* [INSTRUCTIONS TO FOLLOW]:
Scan the listing and work out how many lines contain the word "corp". Nothing but the number should be given.

(Entries taken from a collection)
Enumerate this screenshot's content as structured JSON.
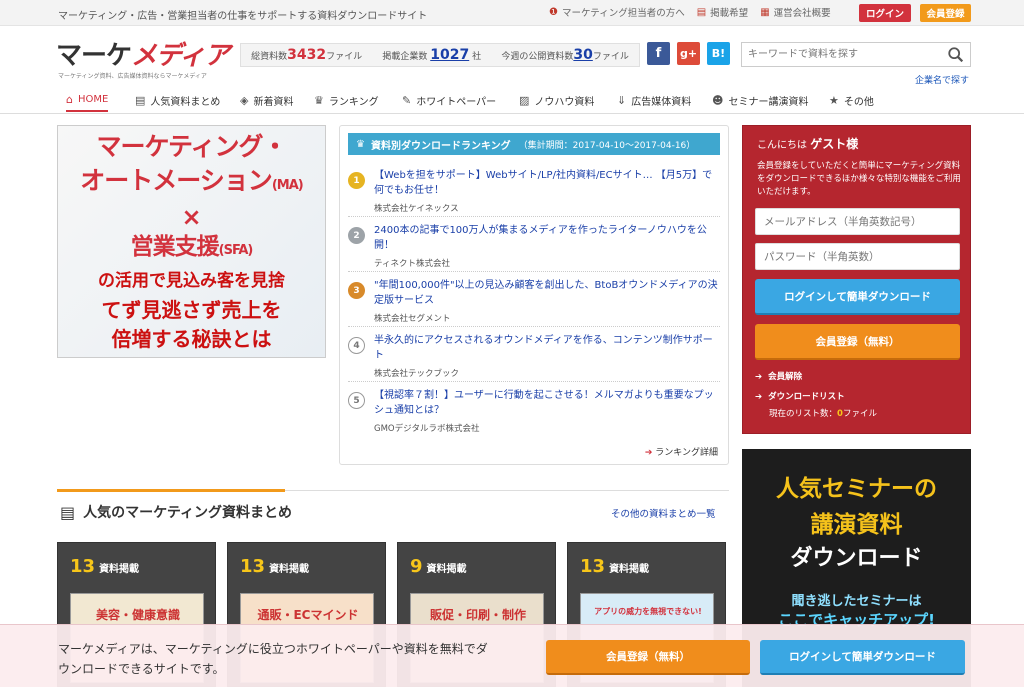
{
  "topbar": {
    "tagline": "マーケティング・広告・営業担当者の仕事をサポートする資料ダウンロードサイト",
    "links": [
      "マーケティング担当者の方へ",
      "掲載希望",
      "運営会社概要"
    ],
    "login": "ログイン",
    "register": "会員登録"
  },
  "header": {
    "logo_plain": "マーケ",
    "logo_em": "メディア",
    "logo_sub": "マーケティング資料、広告媒体資料ならマーケメディア",
    "stats": {
      "total_label": "総資料数",
      "total_value": "3432",
      "total_unit": "ファイル",
      "companies_label": "掲載企業数",
      "companies_value": "1027",
      "companies_unit": "社",
      "weekly_label": "今週の公開資料数",
      "weekly_value": "30",
      "weekly_unit": "ファイル"
    },
    "social": {
      "facebook": "f",
      "google": "g+",
      "hatena": "B!"
    },
    "search_placeholder": "キーワードで資料を探す",
    "company_search": "企業名で探す"
  },
  "nav": [
    "HOME",
    "人気資料まとめ",
    "新着資料",
    "ランキング",
    "ホワイトペーパー",
    "ノウハウ資料",
    "広告媒体資料",
    "セミナー講演資料",
    "その他"
  ],
  "banner": {
    "line1": "マーケティング・",
    "line2": "オートメーション",
    "line2_small": "(MA)",
    "cross": "×",
    "line3": "営業支援",
    "line3_small": "(SFA)",
    "line4": "の活用で見込み客を見捨",
    "line5": "てず見逃さず売上を",
    "line6": "倍増する秘訣とは"
  },
  "ranking": {
    "title": "資料別ダウンロードランキング",
    "period": "（集計期間：2017-04-10〜2017-04-16）",
    "items": [
      {
        "rank": "1",
        "title": "【Webを担をサポート】Webサイト/LP/社内資料/ECサイト… 【月5万】で何でもお任せ！",
        "corp": "株式会社ケイネックス"
      },
      {
        "rank": "2",
        "title": "2400本の記事で100万人が集まるメディアを作ったライターノウハウを公開！",
        "corp": "ティネクト株式会社"
      },
      {
        "rank": "3",
        "title": "\"年間100,000件\"以上の見込み顧客を創出した、BtoBオウンドメディアの決定版サービス",
        "corp": "株式会社セグメント"
      },
      {
        "rank": "4",
        "title": "半永久的にアクセスされるオウンドメディアを作る、コンテンツ制作サポート",
        "corp": "株式会社テックブック"
      },
      {
        "rank": "5",
        "title": "【視認率７割！】ユーザーに行動を起こさせる！メルマガよりも重要なプッシュ通知とは？",
        "corp": "GMOデジタルラボ株式会社"
      }
    ],
    "more": "ランキング詳細"
  },
  "login_box": {
    "hello": "こんにちは",
    "guest": "ゲスト様",
    "desc": "会員登録をしていただくと簡単にマーケティング資料をダウンロードできるほか様々な特別な機能をご利用いただけます。",
    "email_placeholder": "メールアドレス（半角英数記号）",
    "password_placeholder": "パスワード（半角英数）",
    "login_button": "ログインして簡単ダウンロード",
    "register_button": "会員登録（無料）",
    "cancel_link": "会員解除",
    "download_list": "ダウンロードリスト",
    "count_label": "現在のリスト数：",
    "count_value": "0",
    "count_unit": "ファイル"
  },
  "seminar": {
    "line1": "人気セミナーの",
    "line2": "講演資料",
    "line3": "ダウンロード",
    "line4": "聞き逃したセミナーは",
    "line5": "ここでキャッチアップ!"
  },
  "section": {
    "title": "人気のマーケティング資料まとめ",
    "more": "その他の資料まとめ一覧"
  },
  "cards": [
    {
      "count": "13",
      "label": "資料掲載",
      "thumb": "美容・健康意識"
    },
    {
      "count": "13",
      "label": "資料掲載",
      "thumb": "通販・ECマインド"
    },
    {
      "count": "9",
      "label": "資料掲載",
      "thumb": "販促・印刷・制作"
    },
    {
      "count": "13",
      "label": "資料掲載",
      "thumb": "アプリの威力を無視できない!"
    }
  ],
  "overlay": {
    "msg": "マーケメディアは、マーケティングに役立つホワイトペーパーや資料を無料でダウンロードできるサイトです。",
    "register": "会員登録（無料）",
    "login": "ログインして簡単ダウンロード"
  },
  "colors": {
    "brand_red": "#d2323d",
    "orange": "#f08d1c",
    "blue": "#3aa7e3",
    "rank_head": "#3fa7cf"
  }
}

* [SOLUTION TO THE PROBLEM]:
5